--- LISTED RECORDS ---
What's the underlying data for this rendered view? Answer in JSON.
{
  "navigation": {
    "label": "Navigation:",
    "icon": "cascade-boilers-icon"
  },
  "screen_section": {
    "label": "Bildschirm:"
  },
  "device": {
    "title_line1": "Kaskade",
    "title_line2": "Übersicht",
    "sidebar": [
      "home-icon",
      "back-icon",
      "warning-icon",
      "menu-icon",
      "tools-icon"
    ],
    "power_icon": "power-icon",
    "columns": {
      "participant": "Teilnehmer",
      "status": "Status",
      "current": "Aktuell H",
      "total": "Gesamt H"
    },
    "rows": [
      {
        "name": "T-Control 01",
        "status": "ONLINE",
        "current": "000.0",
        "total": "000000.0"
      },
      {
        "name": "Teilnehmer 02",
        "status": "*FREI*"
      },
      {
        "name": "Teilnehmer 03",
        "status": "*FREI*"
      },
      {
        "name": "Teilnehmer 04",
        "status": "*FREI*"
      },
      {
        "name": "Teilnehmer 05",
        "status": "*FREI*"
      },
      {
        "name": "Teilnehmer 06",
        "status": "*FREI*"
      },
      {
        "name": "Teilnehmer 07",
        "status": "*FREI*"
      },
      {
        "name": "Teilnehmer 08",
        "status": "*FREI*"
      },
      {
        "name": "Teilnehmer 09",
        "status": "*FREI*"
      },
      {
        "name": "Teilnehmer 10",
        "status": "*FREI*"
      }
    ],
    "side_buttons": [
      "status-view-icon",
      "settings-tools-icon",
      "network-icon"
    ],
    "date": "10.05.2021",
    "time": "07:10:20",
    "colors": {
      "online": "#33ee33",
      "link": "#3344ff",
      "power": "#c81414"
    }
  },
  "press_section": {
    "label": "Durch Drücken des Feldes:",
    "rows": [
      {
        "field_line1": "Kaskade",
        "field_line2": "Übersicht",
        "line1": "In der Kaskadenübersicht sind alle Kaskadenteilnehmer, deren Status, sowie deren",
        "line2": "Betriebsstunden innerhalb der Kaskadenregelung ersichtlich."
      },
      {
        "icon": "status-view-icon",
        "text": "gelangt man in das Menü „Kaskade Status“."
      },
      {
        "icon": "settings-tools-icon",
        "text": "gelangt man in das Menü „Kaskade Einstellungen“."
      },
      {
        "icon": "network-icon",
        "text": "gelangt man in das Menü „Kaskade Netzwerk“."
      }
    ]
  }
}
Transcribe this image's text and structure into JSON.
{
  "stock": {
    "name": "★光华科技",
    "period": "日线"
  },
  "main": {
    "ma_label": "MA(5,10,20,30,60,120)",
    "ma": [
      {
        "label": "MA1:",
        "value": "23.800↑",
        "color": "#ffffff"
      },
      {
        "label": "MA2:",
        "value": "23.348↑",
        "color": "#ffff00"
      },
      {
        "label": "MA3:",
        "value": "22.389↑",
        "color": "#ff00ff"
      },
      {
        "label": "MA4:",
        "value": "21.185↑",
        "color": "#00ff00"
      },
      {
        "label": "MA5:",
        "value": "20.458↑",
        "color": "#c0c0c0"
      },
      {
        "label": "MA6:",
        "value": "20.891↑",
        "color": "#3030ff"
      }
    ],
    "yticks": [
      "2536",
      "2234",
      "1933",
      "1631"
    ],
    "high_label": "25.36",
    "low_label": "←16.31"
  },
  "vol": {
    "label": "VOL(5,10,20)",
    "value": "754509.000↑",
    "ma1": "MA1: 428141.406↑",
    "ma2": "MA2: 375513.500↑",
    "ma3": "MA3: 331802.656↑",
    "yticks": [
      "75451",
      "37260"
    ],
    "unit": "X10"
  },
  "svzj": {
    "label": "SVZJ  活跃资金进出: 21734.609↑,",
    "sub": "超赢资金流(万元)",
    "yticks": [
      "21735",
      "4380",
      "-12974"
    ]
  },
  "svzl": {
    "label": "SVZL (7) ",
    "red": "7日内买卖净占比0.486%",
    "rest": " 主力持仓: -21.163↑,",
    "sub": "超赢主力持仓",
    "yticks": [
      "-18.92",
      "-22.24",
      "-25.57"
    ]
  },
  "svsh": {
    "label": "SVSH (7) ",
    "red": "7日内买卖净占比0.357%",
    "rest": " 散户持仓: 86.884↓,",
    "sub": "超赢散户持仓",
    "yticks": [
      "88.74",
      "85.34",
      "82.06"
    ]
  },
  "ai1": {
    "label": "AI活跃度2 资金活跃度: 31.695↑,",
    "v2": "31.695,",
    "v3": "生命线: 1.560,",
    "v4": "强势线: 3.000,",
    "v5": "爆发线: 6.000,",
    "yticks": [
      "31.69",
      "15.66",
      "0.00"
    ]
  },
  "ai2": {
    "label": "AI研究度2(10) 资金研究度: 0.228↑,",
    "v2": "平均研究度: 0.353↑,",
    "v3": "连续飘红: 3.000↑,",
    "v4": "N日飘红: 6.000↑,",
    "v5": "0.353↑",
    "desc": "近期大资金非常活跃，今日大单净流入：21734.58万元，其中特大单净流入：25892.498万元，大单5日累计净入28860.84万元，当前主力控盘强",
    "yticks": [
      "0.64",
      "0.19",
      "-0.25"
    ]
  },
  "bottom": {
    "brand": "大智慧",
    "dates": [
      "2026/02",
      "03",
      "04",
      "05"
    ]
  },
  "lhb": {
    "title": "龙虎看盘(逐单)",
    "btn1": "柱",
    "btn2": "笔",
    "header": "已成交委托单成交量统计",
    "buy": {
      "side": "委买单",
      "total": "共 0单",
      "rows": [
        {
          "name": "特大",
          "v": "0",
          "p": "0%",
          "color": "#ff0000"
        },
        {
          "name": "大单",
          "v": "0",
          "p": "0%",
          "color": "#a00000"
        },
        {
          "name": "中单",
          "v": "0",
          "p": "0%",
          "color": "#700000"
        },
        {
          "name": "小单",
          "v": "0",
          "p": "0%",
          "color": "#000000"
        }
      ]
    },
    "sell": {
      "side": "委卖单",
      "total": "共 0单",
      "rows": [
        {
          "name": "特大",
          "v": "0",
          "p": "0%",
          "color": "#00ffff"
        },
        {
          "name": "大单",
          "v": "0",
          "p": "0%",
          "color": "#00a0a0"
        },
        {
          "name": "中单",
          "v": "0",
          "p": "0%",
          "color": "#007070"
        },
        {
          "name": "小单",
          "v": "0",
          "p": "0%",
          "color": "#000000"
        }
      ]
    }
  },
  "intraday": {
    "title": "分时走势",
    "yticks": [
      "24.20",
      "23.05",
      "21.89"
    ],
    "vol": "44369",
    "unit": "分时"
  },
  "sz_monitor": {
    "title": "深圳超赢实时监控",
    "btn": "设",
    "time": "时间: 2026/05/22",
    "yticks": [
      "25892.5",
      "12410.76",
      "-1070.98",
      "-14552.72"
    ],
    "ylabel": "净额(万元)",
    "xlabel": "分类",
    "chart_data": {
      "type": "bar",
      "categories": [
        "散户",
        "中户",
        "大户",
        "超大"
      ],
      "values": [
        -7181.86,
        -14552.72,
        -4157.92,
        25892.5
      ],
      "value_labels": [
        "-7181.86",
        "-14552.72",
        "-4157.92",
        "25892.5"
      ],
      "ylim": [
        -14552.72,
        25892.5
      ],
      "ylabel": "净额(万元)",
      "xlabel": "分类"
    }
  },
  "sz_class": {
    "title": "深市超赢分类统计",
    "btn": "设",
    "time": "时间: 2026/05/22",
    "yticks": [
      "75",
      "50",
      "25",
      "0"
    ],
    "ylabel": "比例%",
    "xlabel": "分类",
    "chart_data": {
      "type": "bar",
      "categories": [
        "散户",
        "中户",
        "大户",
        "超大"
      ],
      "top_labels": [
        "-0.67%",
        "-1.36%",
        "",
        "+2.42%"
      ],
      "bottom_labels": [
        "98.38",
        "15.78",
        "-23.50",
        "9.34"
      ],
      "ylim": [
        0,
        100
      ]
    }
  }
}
---
WRITTEN PROBLEM:
Count each line where the string "text" occurs, and write only the number.

EXERCISE RESPONSE:
4